-- Start of Given entries --

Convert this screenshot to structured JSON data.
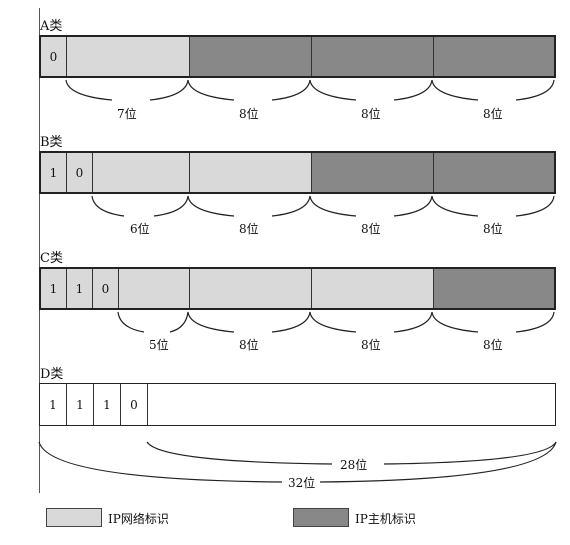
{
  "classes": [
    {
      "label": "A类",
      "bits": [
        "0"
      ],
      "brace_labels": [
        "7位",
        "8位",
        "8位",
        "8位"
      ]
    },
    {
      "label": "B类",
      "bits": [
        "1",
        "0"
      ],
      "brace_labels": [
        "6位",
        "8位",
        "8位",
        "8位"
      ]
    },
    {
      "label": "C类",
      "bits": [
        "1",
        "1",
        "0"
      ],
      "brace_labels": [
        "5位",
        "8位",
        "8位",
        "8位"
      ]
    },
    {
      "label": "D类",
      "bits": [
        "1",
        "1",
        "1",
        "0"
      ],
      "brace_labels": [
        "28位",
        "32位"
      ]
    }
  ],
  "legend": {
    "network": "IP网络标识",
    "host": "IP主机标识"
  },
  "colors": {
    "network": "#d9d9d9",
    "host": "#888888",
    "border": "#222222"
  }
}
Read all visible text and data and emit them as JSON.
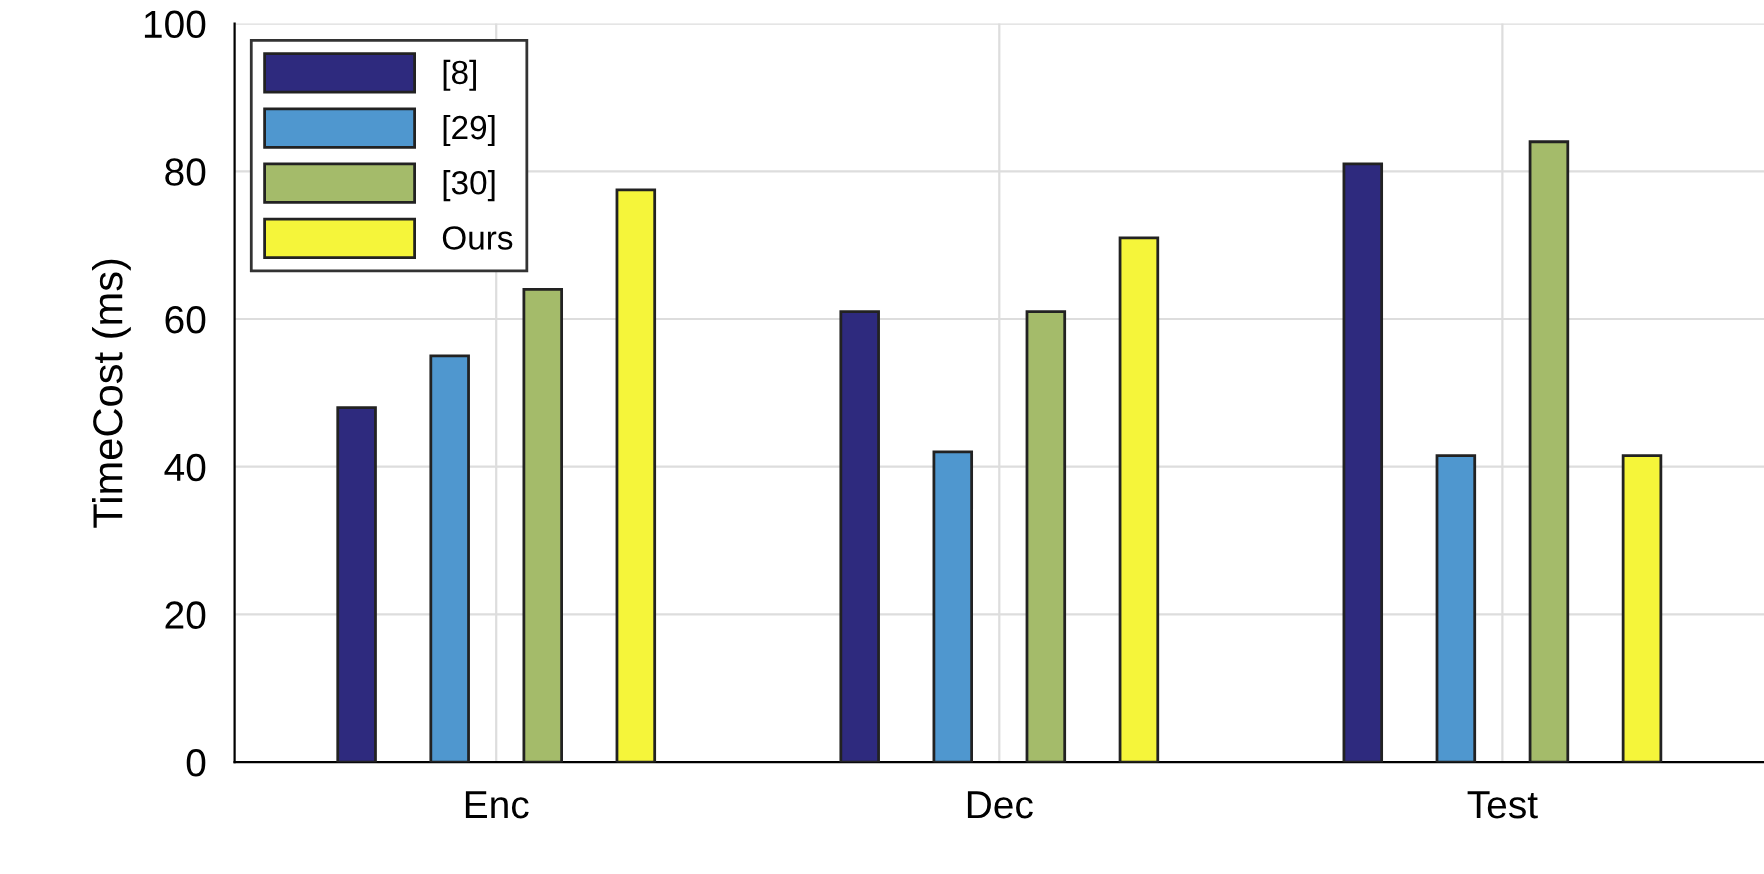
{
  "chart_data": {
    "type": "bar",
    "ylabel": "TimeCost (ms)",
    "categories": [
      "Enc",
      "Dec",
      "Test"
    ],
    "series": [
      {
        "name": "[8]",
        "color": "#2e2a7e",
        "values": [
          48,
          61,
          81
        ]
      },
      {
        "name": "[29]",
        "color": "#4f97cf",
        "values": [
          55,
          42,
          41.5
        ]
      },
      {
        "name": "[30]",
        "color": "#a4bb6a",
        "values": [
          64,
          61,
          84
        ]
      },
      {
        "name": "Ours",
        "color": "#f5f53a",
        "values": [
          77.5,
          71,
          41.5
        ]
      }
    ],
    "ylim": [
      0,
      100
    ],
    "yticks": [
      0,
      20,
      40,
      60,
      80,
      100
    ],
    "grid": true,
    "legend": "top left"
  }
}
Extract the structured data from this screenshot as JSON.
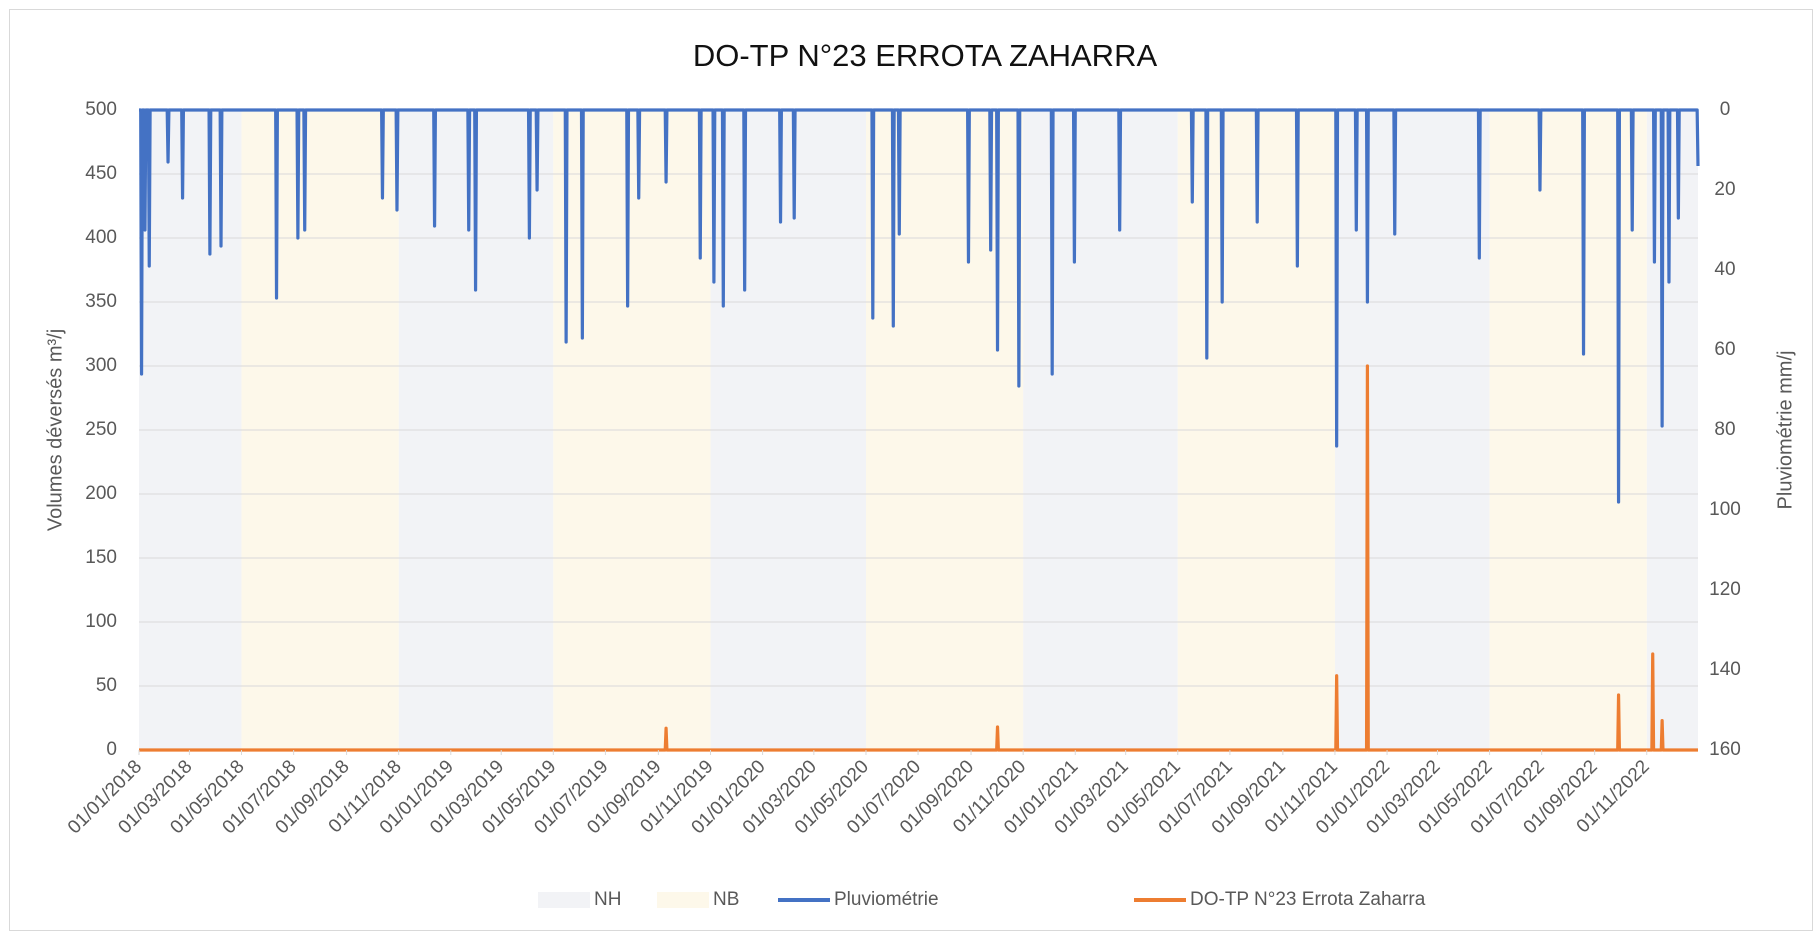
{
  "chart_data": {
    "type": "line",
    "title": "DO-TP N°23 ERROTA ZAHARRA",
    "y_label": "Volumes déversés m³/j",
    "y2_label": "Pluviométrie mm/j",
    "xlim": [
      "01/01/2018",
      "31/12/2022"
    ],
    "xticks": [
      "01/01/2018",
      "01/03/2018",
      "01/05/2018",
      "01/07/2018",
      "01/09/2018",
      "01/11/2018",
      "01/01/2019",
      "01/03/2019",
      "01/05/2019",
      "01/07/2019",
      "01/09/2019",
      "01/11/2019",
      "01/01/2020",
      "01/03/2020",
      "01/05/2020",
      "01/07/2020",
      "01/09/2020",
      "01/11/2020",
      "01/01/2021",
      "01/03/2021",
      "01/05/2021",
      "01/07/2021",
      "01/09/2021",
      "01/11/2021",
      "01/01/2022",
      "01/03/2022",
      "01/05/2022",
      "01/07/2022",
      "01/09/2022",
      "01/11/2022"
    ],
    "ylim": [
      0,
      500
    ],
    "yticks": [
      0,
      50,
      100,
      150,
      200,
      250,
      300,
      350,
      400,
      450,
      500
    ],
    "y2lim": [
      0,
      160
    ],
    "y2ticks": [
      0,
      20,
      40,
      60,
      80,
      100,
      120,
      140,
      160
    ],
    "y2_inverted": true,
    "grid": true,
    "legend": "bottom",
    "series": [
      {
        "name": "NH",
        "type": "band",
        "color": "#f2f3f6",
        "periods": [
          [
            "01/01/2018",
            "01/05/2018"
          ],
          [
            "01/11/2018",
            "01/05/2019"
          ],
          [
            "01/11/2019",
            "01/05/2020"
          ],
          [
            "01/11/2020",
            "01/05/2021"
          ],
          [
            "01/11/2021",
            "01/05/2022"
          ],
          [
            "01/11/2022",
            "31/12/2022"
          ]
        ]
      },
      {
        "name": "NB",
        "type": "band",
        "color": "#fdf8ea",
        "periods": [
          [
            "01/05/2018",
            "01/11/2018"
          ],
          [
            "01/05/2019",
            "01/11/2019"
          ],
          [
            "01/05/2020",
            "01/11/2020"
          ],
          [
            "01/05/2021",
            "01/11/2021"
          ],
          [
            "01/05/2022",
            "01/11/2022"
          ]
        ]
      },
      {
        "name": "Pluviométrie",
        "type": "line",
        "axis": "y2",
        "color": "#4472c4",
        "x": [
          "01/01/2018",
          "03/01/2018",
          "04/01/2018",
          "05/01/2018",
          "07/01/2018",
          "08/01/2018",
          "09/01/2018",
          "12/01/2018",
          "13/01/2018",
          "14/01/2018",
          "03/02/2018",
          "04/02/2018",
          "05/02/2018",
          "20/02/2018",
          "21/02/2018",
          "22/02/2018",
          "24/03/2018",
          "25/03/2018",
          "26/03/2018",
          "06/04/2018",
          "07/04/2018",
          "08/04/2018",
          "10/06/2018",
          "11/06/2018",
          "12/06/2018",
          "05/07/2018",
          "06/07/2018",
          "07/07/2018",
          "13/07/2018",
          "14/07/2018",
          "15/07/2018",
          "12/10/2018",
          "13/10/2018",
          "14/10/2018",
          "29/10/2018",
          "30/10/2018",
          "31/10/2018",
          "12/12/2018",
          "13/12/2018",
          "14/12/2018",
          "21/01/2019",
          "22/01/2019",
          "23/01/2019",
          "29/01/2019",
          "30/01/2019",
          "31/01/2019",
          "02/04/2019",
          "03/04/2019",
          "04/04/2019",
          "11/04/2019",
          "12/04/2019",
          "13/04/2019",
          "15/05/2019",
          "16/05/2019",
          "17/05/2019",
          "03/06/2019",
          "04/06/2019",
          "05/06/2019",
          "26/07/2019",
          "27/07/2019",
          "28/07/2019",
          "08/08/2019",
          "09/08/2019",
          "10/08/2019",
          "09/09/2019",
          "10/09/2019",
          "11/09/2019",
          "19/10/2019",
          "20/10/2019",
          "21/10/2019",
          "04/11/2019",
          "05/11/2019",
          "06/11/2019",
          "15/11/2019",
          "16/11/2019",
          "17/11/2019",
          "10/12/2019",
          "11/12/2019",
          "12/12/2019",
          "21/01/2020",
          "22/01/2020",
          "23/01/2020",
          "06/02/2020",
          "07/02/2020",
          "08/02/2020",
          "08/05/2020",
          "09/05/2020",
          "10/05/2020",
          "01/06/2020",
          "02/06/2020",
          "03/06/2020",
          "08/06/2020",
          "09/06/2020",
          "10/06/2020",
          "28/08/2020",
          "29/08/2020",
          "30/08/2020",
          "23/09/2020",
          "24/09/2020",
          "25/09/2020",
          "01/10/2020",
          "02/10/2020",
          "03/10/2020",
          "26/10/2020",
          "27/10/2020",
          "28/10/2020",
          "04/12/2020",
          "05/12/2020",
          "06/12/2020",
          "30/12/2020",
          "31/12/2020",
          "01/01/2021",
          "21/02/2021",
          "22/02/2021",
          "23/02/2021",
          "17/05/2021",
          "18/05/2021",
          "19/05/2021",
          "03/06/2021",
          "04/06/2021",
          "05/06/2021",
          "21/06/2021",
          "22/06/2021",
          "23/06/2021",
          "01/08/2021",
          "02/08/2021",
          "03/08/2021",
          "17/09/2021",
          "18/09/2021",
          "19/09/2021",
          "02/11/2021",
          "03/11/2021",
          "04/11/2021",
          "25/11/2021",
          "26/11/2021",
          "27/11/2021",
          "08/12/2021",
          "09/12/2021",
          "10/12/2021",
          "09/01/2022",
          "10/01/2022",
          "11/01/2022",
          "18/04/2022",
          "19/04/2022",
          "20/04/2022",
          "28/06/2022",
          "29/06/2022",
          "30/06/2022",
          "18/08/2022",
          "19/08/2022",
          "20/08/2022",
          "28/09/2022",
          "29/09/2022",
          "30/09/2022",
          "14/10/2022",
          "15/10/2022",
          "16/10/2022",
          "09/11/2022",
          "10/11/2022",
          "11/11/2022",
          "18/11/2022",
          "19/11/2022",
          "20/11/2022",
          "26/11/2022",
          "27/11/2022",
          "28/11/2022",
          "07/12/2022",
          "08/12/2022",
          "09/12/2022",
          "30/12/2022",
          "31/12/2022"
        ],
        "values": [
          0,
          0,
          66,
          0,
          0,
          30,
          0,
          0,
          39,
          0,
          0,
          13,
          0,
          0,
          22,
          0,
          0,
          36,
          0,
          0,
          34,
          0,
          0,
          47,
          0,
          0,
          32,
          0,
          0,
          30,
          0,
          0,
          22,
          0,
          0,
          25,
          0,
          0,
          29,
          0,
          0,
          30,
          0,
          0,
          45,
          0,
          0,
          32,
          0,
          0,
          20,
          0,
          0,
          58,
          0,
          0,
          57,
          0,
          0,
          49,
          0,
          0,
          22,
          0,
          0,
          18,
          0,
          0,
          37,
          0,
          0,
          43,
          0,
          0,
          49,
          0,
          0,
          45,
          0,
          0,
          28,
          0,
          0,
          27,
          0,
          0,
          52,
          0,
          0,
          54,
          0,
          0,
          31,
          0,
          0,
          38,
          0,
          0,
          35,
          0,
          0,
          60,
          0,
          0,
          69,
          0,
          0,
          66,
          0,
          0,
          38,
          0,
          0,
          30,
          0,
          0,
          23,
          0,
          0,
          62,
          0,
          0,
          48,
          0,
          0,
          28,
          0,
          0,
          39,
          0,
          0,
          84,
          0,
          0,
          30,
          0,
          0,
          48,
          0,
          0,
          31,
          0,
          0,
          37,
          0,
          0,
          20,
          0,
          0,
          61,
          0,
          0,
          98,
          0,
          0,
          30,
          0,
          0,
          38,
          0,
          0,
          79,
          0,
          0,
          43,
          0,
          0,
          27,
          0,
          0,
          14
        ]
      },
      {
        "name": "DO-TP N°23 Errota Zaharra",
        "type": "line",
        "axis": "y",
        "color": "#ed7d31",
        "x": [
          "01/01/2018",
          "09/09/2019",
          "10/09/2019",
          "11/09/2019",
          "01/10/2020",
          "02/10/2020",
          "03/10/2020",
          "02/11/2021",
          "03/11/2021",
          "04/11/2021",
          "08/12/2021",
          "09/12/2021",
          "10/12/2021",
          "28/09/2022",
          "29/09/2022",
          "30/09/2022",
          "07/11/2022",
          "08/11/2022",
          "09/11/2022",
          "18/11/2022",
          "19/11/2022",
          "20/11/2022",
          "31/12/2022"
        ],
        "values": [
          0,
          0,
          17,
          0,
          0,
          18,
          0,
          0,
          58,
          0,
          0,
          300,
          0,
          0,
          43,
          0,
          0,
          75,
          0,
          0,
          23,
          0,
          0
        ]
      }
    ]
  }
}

-- End of Given entries --

Task instructions
Take every line above carrying "Pluviométrie" and return it.

Solved exercise
    "y2_label": "Pluviométrie mm/j",
        "name": "Pluviométrie",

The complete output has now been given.